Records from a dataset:
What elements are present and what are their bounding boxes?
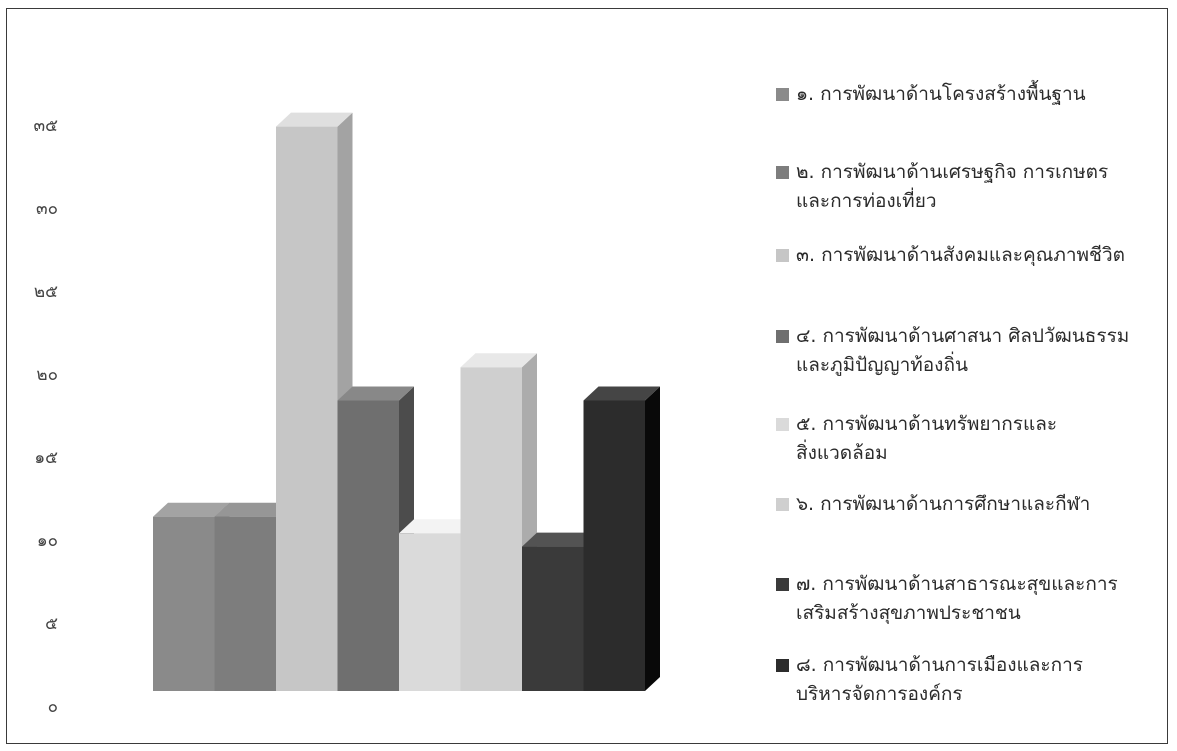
legend-item: ๑. การพัฒนาด้านโครงสร้างพื้นฐาน (776, 80, 1166, 109)
bar (583, 386, 660, 691)
legend-label: ๗. การพัฒนาด้านสาธารณะสุขและการ (796, 573, 1118, 595)
legend-item: ๘. การพัฒนาด้านการเมืองและการบริหารจัดกา… (776, 651, 1166, 709)
y-axis: ๐ ๕ ๑๐ ๑๕ ๒๐ ๒๕ ๓๐ ๓๕ (34, 116, 59, 717)
bar-front (153, 516, 215, 691)
bar-top (276, 112, 353, 127)
legend-label: ๓. การพัฒนาด้านสังคมและคุณภาพชีวิต (796, 244, 1125, 266)
legend-label: บริหารจัดการองค์กร (796, 683, 963, 705)
legend-item: ๒. การพัฒนาด้านเศรษฐกิจ การเกษตรและการท่… (776, 158, 1166, 216)
bar-top (583, 386, 660, 401)
y-tick-label: ๑๕ (34, 448, 58, 468)
bar-front (337, 400, 399, 691)
legend-swatch (776, 418, 789, 431)
y-tick-label: ๓๐ (36, 199, 58, 219)
legend-swatch (776, 498, 789, 511)
bar-top (460, 353, 537, 368)
legend-item: ๖. การพัฒนาด้านการศึกษาและกีฬา (776, 490, 1166, 519)
bar (399, 519, 476, 691)
bars-group (153, 112, 660, 692)
y-tick-label: ๐ (48, 697, 58, 717)
legend-label: เสริมสร้างสุขภาพประชาชน (796, 602, 1021, 624)
y-tick-label: ๕ (45, 614, 58, 634)
legend-item: ๓. การพัฒนาด้านสังคมและคุณภาพชีวิต (776, 241, 1166, 270)
bar-front (214, 516, 276, 691)
y-tick-label: ๒๕ (34, 282, 58, 302)
legend-swatch (776, 88, 789, 101)
bar-front (399, 533, 461, 691)
legend-label: และการท่องเที่ยว (796, 190, 937, 212)
legend-swatch (776, 249, 789, 262)
legend-label: ๒. การพัฒนาด้านเศรษฐกิจ การเกษตร (796, 161, 1109, 183)
bar-top (214, 502, 291, 517)
legend-swatch (776, 166, 789, 179)
legend-swatch (776, 659, 789, 672)
legend-label: ๘. การพัฒนาด้านการเมืองและการ (796, 654, 1084, 676)
bar-top (522, 532, 599, 547)
bar-side (645, 386, 660, 691)
legend-label: ๑. การพัฒนาด้านโครงสร้างพื้นฐาน (796, 83, 1086, 105)
y-tick-label: ๓๕ (34, 116, 59, 136)
bar-top (337, 386, 414, 401)
bar-front (460, 367, 522, 691)
bar-top (153, 502, 230, 517)
legend-item: ๕. การพัฒนาด้านทรัพยากรและสิ่งแวดล้อม (776, 410, 1166, 468)
legend-item: ๔. การพัฒนาด้านศาสนา ศิลปวัฒนธรรมและภูมิ… (776, 322, 1166, 380)
legend-swatch (776, 330, 789, 343)
legend-item: ๗. การพัฒนาด้านสาธารณะสุขและการเสริมสร้า… (776, 570, 1166, 628)
y-tick-label: ๑๐ (37, 531, 58, 551)
bar-front (522, 546, 584, 691)
legend-label: ๕. การพัฒนาด้านทรัพยากรและ (796, 413, 1058, 435)
bar-top (399, 519, 476, 534)
legend-label: ๖. การพัฒนาด้านการศึกษาและกีฬา (796, 493, 1091, 515)
legend-label: และภูมิปัญญาท้องถิ่น (796, 354, 968, 376)
legend-label: สิ่งแวดล้อม (796, 442, 888, 464)
bar-front (583, 400, 645, 691)
y-tick-label: ๒๐ (36, 365, 58, 385)
legend-label: ๔. การพัฒนาด้านศาสนา ศิลปวัฒนธรรม (796, 325, 1130, 347)
legend-swatch (776, 578, 789, 591)
bar-front (276, 126, 338, 692)
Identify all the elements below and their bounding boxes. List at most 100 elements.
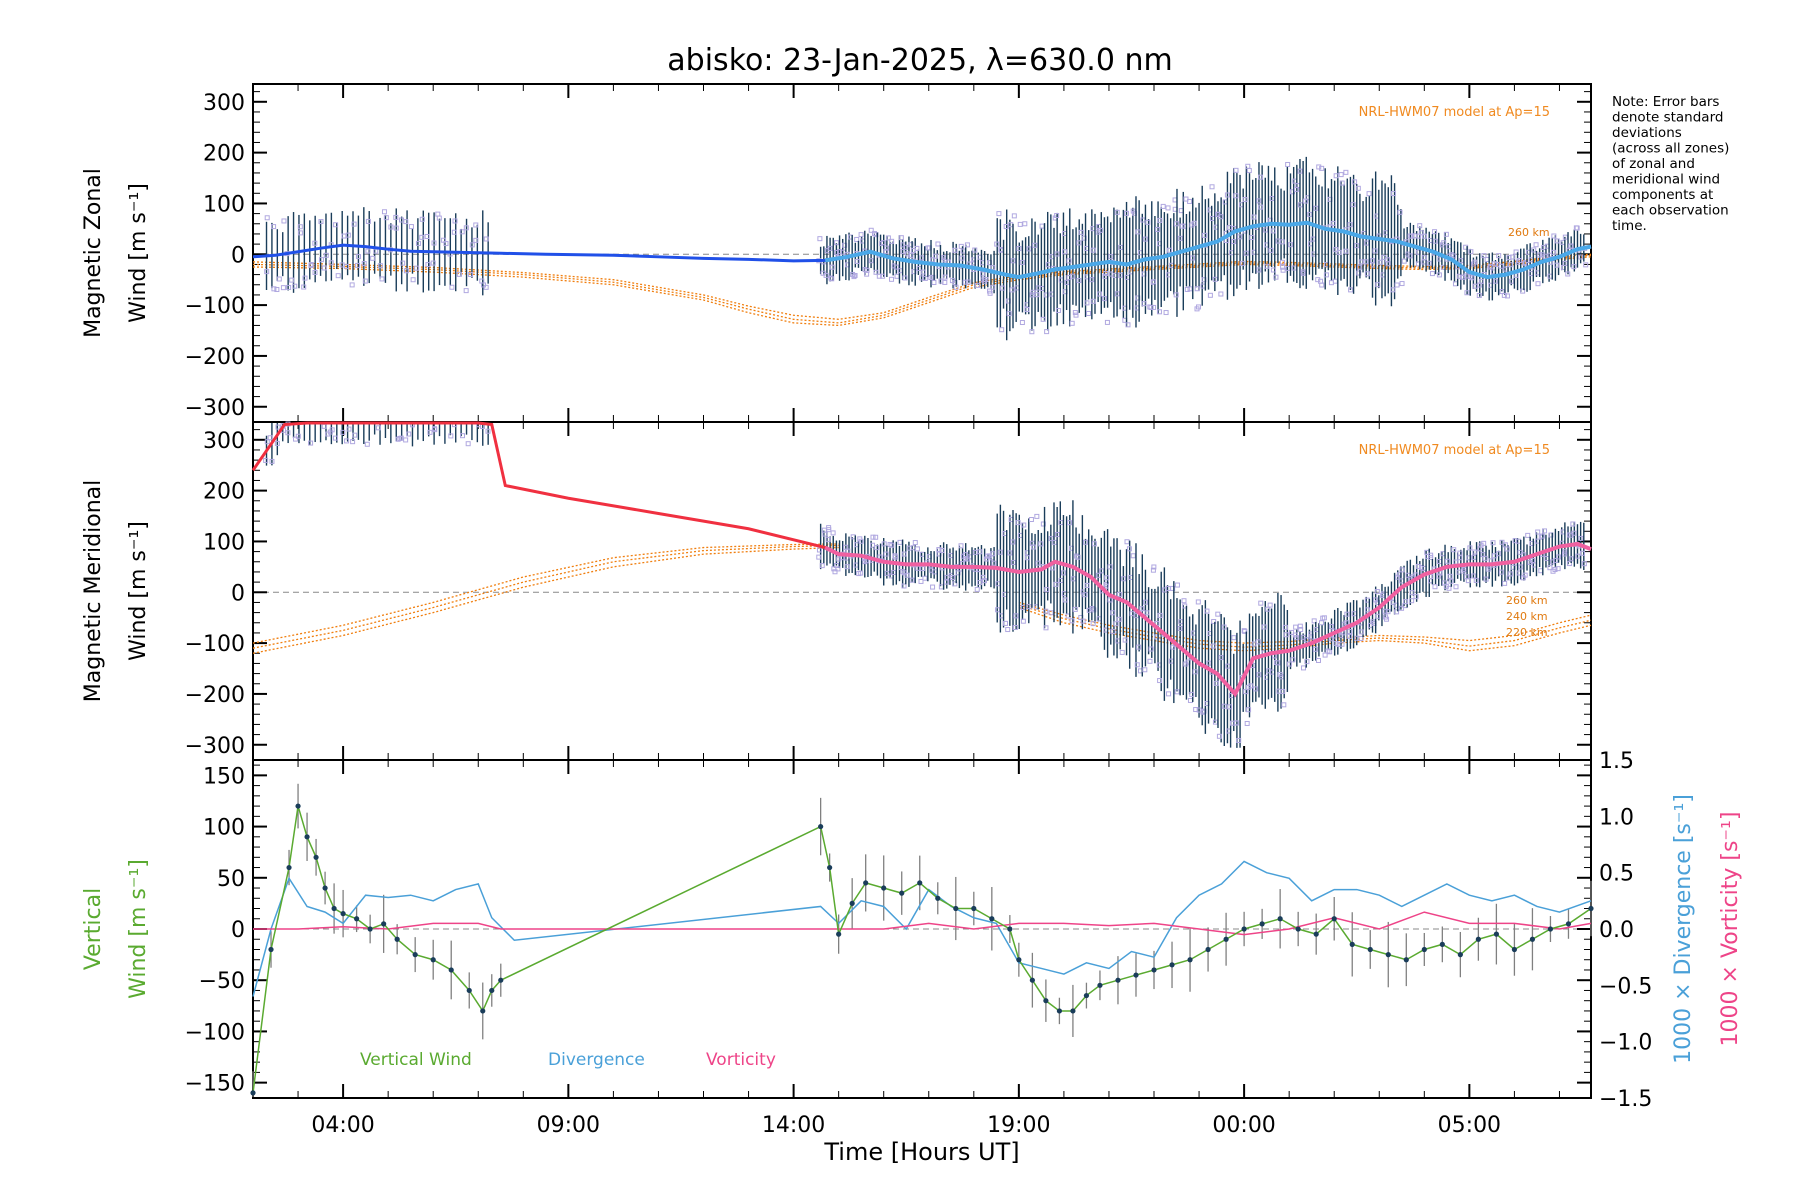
divergence-ylabel: 1000 × Divergence [s⁻¹] — [1671, 794, 1696, 1064]
vertical-wind-point — [430, 957, 436, 963]
scatter-point — [1520, 288, 1526, 294]
scatter-point — [414, 265, 420, 271]
scatter-point — [936, 547, 942, 553]
scatter-point — [308, 262, 314, 268]
scatter-point — [1010, 559, 1016, 565]
scatter-point — [870, 534, 876, 540]
scatter-point — [834, 240, 840, 246]
scatter-point — [1043, 625, 1049, 631]
scatter-point — [432, 427, 438, 433]
scatter-point — [377, 263, 383, 269]
scatter-point — [1397, 209, 1403, 215]
scatter-point — [1375, 613, 1381, 619]
vertical-wind-point — [849, 900, 855, 906]
meridional-model-alt-label-220: 220 km — [1506, 626, 1548, 639]
scatter-point — [1554, 238, 1560, 244]
scatter-point — [1062, 597, 1068, 603]
vertical-wind-point — [331, 905, 337, 912]
vorticity-ylabel: 1000 × Vorticity [s⁻¹] — [1718, 812, 1743, 1047]
scatter-point — [1298, 627, 1304, 633]
scatter-point — [485, 428, 491, 434]
scatter-point — [854, 236, 860, 242]
scatter-point — [431, 240, 437, 246]
scatter-point — [871, 231, 877, 237]
vertical-wind-point — [1070, 1008, 1076, 1014]
scatter-point — [1192, 669, 1198, 675]
scatter-point — [1330, 220, 1336, 226]
vertical-wind-point — [295, 803, 301, 809]
scatter-point — [468, 272, 474, 278]
vertical-wind-point — [381, 921, 387, 927]
scatter-point — [1338, 172, 1344, 178]
scatter-point — [1504, 293, 1510, 299]
scatter-point — [1122, 637, 1128, 643]
scatter-point — [1390, 191, 1396, 197]
scatter-point — [1394, 282, 1400, 288]
scatter-point — [965, 279, 971, 285]
scatter-point — [930, 584, 936, 590]
scatter-point — [1179, 223, 1185, 229]
vertical-wind-point — [1457, 952, 1463, 958]
scatter-point — [981, 578, 987, 584]
scatter-point — [834, 562, 840, 568]
scatter-point — [987, 288, 993, 294]
scatter-point — [1090, 298, 1096, 304]
scatter-point — [1082, 539, 1088, 545]
scatter-point — [1504, 546, 1510, 552]
scatter-point — [1300, 665, 1306, 671]
scatter-point — [1233, 193, 1239, 199]
scatter-point — [463, 225, 469, 231]
scatter-point — [1076, 278, 1082, 284]
scatter-point — [1483, 576, 1489, 582]
scatter-point — [1173, 292, 1179, 298]
vertical-wind-point — [1493, 931, 1499, 937]
scatter-point — [1432, 584, 1438, 590]
y-tick-label: 0 — [231, 918, 245, 943]
scatter-point — [1501, 292, 1507, 298]
scatter-point — [1099, 568, 1105, 574]
scatter-point — [1028, 517, 1034, 523]
scatter-point — [1499, 539, 1505, 545]
vertical-wind-point — [1511, 946, 1518, 953]
scatter-point — [1126, 546, 1132, 552]
scatter-point — [1375, 282, 1381, 288]
scatter-point — [365, 218, 371, 224]
scatter-point — [1151, 564, 1157, 570]
scatter-point — [922, 575, 928, 581]
scatter-point — [276, 276, 282, 282]
scatter-point — [351, 221, 357, 227]
scatter-point — [1432, 238, 1438, 244]
note-line: deviations — [1612, 125, 1682, 141]
scatter-point — [1076, 240, 1082, 246]
scatter-point — [1578, 254, 1584, 260]
scatter-point — [350, 439, 356, 445]
scatter-point — [1358, 635, 1364, 641]
scatter-point — [1436, 272, 1442, 278]
scatter-point — [1394, 609, 1400, 615]
vertical-wind-point — [1043, 998, 1049, 1004]
scatter-point — [1348, 287, 1354, 293]
scatter-point — [962, 279, 968, 285]
scatter-point — [271, 224, 277, 230]
scatter-point — [1233, 167, 1239, 173]
scatter-point — [842, 242, 848, 248]
y-tick-label: −300 — [185, 396, 245, 421]
scatter-point — [1421, 233, 1427, 239]
scatter-point — [1156, 309, 1162, 315]
scatter-point — [974, 586, 980, 592]
vertical-wind-point — [313, 854, 319, 860]
scatter-point — [1133, 613, 1139, 619]
vertical-wind-point — [1403, 957, 1409, 963]
scatter-point — [397, 435, 403, 441]
vertical-wind-point — [1421, 946, 1427, 953]
scatter-point — [1382, 608, 1388, 614]
scatter-point — [361, 261, 367, 267]
scatter-point — [1399, 567, 1405, 573]
scatter-point — [1124, 539, 1130, 545]
scatter-point — [1195, 599, 1201, 605]
vertical-wind-point — [322, 885, 328, 891]
scatter-point — [1013, 613, 1019, 619]
scatter-point — [1323, 272, 1329, 278]
scatter-point — [1075, 554, 1081, 560]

*WHAT YOU NEED TO DO*. Copy the lines of the data above without any change, starting at the line that contains "legend-item: ๑. การพัฒนาด้านโครงสร้างพื้นฐาน" and ending at the line that contains "bar-side (645, 386, 660, 691)", with both of those lines included.

*EXPECTED ANSWER*.
legend-item: ๑. การพัฒนาด้านโครงสร้างพื้นฐาน (776, 80, 1166, 109)
bar (583, 386, 660, 691)
legend-label: ๗. การพัฒนาด้านสาธารณะสุขและการ (796, 573, 1118, 595)
legend-item: ๘. การพัฒนาด้านการเมืองและการบริหารจัดกา… (776, 651, 1166, 709)
y-axis: ๐ ๕ ๑๐ ๑๕ ๒๐ ๒๕ ๓๐ ๓๕ (34, 116, 59, 717)
bar-front (153, 516, 215, 691)
bar-top (276, 112, 353, 127)
legend-label: ๓. การพัฒนาด้านสังคมและคุณภาพชีวิต (796, 244, 1125, 266)
legend-label: บริหารจัดการองค์กร (796, 683, 963, 705)
legend-item: ๒. การพัฒนาด้านเศรษฐกิจ การเกษตรและการท่… (776, 158, 1166, 216)
bar-top (583, 386, 660, 401)
y-tick-label: ๑๕ (34, 448, 58, 468)
bar-front (337, 400, 399, 691)
legend-swatch (776, 418, 789, 431)
y-tick-label: ๓๐ (36, 199, 58, 219)
legend-swatch (776, 498, 789, 511)
bar-top (460, 353, 537, 368)
legend-item: ๖. การพัฒนาด้านการศึกษาและกีฬา (776, 490, 1166, 519)
bar (399, 519, 476, 691)
bars-group (153, 112, 660, 692)
y-tick-label: ๐ (48, 697, 58, 717)
legend-label: เสริมสร้างสุขภาพประชาชน (796, 602, 1021, 624)
y-tick-label: ๕ (45, 614, 58, 634)
legend-item: ๓. การพัฒนาด้านสังคมและคุณภาพชีวิต (776, 241, 1166, 270)
bar-front (214, 516, 276, 691)
y-tick-label: ๒๕ (34, 282, 58, 302)
legend-swatch (776, 88, 789, 101)
bar-front (399, 533, 461, 691)
legend-label: และการท่องเที่ยว (796, 190, 937, 212)
legend-swatch (776, 249, 789, 262)
legend-label: ๒. การพัฒนาด้านเศรษฐกิจ การเกษตร (796, 161, 1109, 183)
bar-top (214, 502, 291, 517)
legend-swatch (776, 166, 789, 179)
legend-swatch (776, 659, 789, 672)
legend-label: ๘. การพัฒนาด้านการเมืองและการ (796, 654, 1084, 676)
bar-top (522, 532, 599, 547)
bar-side (645, 386, 660, 691)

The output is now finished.